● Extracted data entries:
------------------------

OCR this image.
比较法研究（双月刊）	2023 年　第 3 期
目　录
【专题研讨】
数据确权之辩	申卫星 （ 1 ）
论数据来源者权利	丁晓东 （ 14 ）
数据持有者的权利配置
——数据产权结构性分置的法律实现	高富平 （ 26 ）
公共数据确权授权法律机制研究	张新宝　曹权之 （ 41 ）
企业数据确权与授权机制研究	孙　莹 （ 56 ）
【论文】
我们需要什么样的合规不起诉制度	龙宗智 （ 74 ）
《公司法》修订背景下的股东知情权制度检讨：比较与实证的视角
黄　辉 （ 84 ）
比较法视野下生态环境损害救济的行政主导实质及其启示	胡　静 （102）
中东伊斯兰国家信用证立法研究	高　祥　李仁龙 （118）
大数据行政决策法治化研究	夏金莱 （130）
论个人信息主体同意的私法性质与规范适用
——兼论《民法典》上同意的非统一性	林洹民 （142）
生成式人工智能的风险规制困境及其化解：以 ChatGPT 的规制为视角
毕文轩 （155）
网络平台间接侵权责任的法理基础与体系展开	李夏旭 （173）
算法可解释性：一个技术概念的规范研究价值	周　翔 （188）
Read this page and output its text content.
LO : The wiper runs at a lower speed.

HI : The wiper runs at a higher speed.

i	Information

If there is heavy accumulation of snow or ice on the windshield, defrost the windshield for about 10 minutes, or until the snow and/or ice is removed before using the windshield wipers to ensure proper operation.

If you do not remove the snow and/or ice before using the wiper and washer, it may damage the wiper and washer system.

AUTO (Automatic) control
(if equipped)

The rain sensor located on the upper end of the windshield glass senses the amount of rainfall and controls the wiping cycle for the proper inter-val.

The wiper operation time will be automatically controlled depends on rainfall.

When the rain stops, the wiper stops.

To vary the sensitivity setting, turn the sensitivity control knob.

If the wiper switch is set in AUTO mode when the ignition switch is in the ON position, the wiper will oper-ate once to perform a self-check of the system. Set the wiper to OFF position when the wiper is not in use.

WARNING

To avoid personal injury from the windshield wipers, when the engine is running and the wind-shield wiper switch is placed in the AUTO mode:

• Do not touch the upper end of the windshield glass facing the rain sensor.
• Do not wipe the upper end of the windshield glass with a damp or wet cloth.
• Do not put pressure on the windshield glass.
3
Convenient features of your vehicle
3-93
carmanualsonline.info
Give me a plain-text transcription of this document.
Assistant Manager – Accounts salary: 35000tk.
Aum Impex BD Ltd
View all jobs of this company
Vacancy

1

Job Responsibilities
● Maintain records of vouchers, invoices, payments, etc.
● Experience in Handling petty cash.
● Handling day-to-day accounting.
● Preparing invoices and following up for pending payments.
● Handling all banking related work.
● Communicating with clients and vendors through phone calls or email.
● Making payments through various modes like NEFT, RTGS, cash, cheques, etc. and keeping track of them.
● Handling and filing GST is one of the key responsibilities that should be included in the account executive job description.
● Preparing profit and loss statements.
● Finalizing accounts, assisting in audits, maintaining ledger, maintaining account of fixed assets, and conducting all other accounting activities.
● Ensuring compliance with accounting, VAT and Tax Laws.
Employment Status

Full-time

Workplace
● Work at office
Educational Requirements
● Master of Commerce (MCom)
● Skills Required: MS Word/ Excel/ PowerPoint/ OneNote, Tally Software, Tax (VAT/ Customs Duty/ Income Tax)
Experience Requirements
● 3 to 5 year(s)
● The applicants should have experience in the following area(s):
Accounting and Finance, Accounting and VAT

------------------------

● WORK TO COMPLETE: Reproduce each entry exactly, leaving out nothing.

● COMPLETE OUTPUT:
OCR this image.
比较法研究（双月刊）	2023 年　第 3 期
目　录
【专题研讨】
数据确权之辩	申卫星 （ 1 ）
论数据来源者权利	丁晓东 （ 14 ）
数据持有者的权利配置
——数据产权结构性分置的法律实现	高富平 （ 26 ）
公共数据确权授权法律机制研究	张新宝　曹权之 （ 41 ）
企业数据确权与授权机制研究	孙　莹 （ 56 ）
【论文】
我们需要什么样的合规不起诉制度	龙宗智 （ 74 ）
《公司法》修订背景下的股东知情权制度检讨：比较与实证的视角
黄　辉 （ 84 ）
比较法视野下生态环境损害救济的行政主导实质及其启示	胡　静 （102）
中东伊斯兰国家信用证立法研究	高　祥　李仁龙 （118）
大数据行政决策法治化研究	夏金莱 （130）
论个人信息主体同意的私法性质与规范适用
——兼论《民法典》上同意的非统一性	林洹民 （142）
生成式人工智能的风险规制困境及其化解：以 ChatGPT 的规制为视角
毕文轩 （155）
网络平台间接侵权责任的法理基础与体系展开	李夏旭 （173）
算法可解释性：一个技术概念的规范研究价值	周　翔 （188）
Read this page and output its text content.
LO : The wiper runs at a lower speed.

HI : The wiper runs at a higher speed.

i	Information

If there is heavy accumulation of snow or ice on the windshield, defrost the windshield for about 10 minutes, or until the snow and/or ice is removed before using the windshield wipers to ensure proper operation.

If you do not remove the snow and/or ice before using the wiper and washer, it may damage the wiper and washer system.

AUTO (Automatic) control
(if equipped)

The rain sensor located on the upper end of the windshield glass senses the amount of rainfall and controls the wiping cycle for the proper inter-val.

The wiper operation time will be automatically controlled depends on rainfall.

When the rain stops, the wiper stops.

To vary the sensitivity setting, turn the sensitivity control knob.

If the wiper switch is set in AUTO mode when the ignition switch is in the ON position, the wiper will oper-ate once to perform a self-check of the system. Set the wiper to OFF position when the wiper is not in use.

WARNING

To avoid personal injury from the windshield wipers, when the engine is running and the wind-shield wiper switch is placed in the AUTO mode:

• Do not touch the upper end of the windshield glass facing the rain sensor.
• Do not wipe the upper end of the windshield glass with a damp or wet cloth.
• Do not put pressure on the windshield glass.
3
Convenient features of your vehicle
3-93
carmanualsonline.info
Give me a plain-text transcription of this document.
Assistant Manager – Accounts salary: 35000tk.
Aum Impex BD Ltd
View all jobs of this company
Vacancy

1

Job Responsibilities
● Maintain records of vouchers, invoices, payments, etc.
● Experience in Handling petty cash.
● Handling day-to-day accounting.
● Preparing invoices and following up for pending payments.
● Handling all banking related work.
● Communicating with clients and vendors through phone calls or email.
● Making payments through various modes like NEFT, RTGS, cash, cheques, etc. and keeping track of them.
● Handling and filing GST is one of the key responsibilities that should be included in the account executive job description.
● Preparing profit and loss statements.
● Finalizing accounts, assisting in audits, maintaining ledger, maintaining account of fixed assets, and conducting all other accounting activities.
● Ensuring compliance with accounting, VAT and Tax Laws.
Employment Status

Full-time

Workplace
● Work at office
Educational Requirements
● Master of Commerce (MCom)
● Skills Required: MS Word/ Excel/ PowerPoint/ OneNote, Tally Software, Tax (VAT/ Customs Duty/ Income Tax)
Experience Requirements
● 3 to 5 year(s)
● The applicants should have experience in the following area(s):
Accounting and Finance, Accounting and VAT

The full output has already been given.